---------- Records for this exercise
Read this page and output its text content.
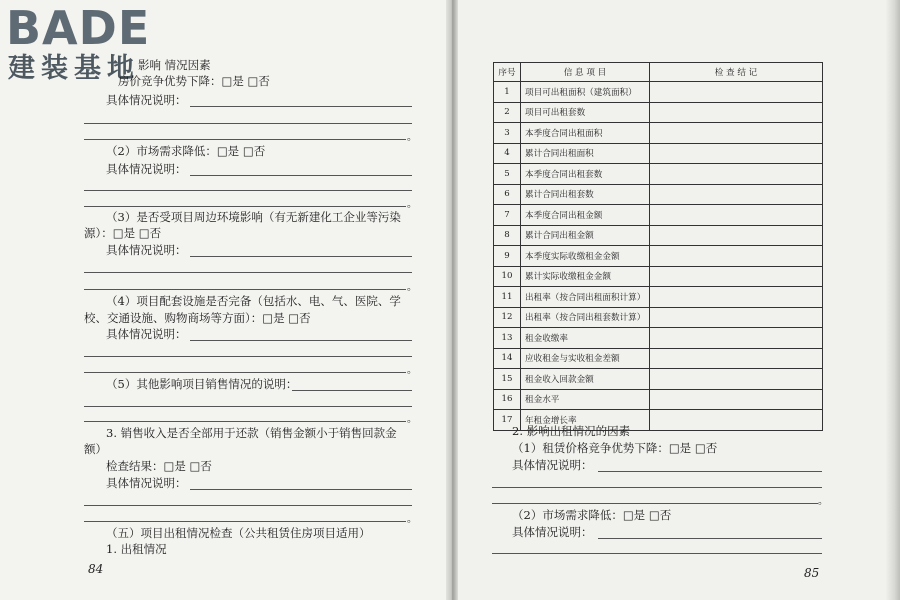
BADE
建装基地
影响 情况因素
房价竞争优势下降：□是 □否
具体情况说明：
。
（2）市场需求降低：□是 □否
具体情况说明：
。
（3）是否受项目周边环境影响（有无新建化工企业等污染
源）：□是 □否
具体情况说明：
。
（4）项目配套设施是否完备（包括水、电、气、医院、学
校、交通设施、购物商场等方面）：□是 □否
具体情况说明：
。
（5）其他影响项目销售情况的说明：
。
3. 销售收入是否全部用于还款（销售金额小于销售回款金
额）
检查结果：□是 □否
具体情况说明：
。
（五）项目出租情况检查（公共租赁住房项目适用）
1. 出租情况
84
序号	信 息 项 目	检 查 结 记
1	项目可出租面积（建筑面积）	
2	项目可出租套数	
3	本季度合同出租面积	
4	累计合同出租面积	
5	本季度合同出租套数	
6	累计合同出租套数	
7	本季度合同出租金额	
8	累计合同出租金额	
9	本季度实际收缴租金金额	
10	累计实际收缴租金金额	
11	出租率（按合同出租面积计算）	
12	出租率（按合同出租套数计算）	
13	租金收缴率	
14	应收租金与实收租金差额	
15	租金收入回款金额	
16	租金水平	
17	年租金增长率	
2. 影响出租情况的因素
（1）租赁价格竞争优势下降：□是 □否
具体情况说明：
。
（2）市场需求降低：□是 □否
具体情况说明：
85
--------------------
Write out every record above exactly as it stands, but leave out the pictures.

Read this page and output its text content.
BADE
建装基地
影响 情况因素
房价竞争优势下降：□是 □否
具体情况说明：
。
（2）市场需求降低：□是 □否
具体情况说明：
。
（3）是否受项目周边环境影响（有无新建化工企业等污染
源）：□是 □否
具体情况说明：
。
（4）项目配套设施是否完备（包括水、电、气、医院、学
校、交通设施、购物商场等方面）：□是 □否
具体情况说明：
。
（5）其他影响项目销售情况的说明：
。
3. 销售收入是否全部用于还款（销售金额小于销售回款金
额）
检查结果：□是 □否
具体情况说明：
。
（五）项目出租情况检查（公共租赁住房项目适用）
1. 出租情况
84
序号	信 息 项 目	检 查 结 记
1	项目可出租面积（建筑面积）	
2	项目可出租套数	
3	本季度合同出租面积	
4	累计合同出租面积	
5	本季度合同出租套数	
6	累计合同出租套数	
7	本季度合同出租金额	
8	累计合同出租金额	
9	本季度实际收缴租金金额	
10	累计实际收缴租金金额	
11	出租率（按合同出租面积计算）	
12	出租率（按合同出租套数计算）	
13	租金收缴率	
14	应收租金与实收租金差额	
15	租金收入回款金额	
16	租金水平	
17	年租金增长率	
2. 影响出租情况的因素
（1）租赁价格竞争优势下降：□是 □否
具体情况说明：
。
（2）市场需求降低：□是 □否
具体情况说明：
85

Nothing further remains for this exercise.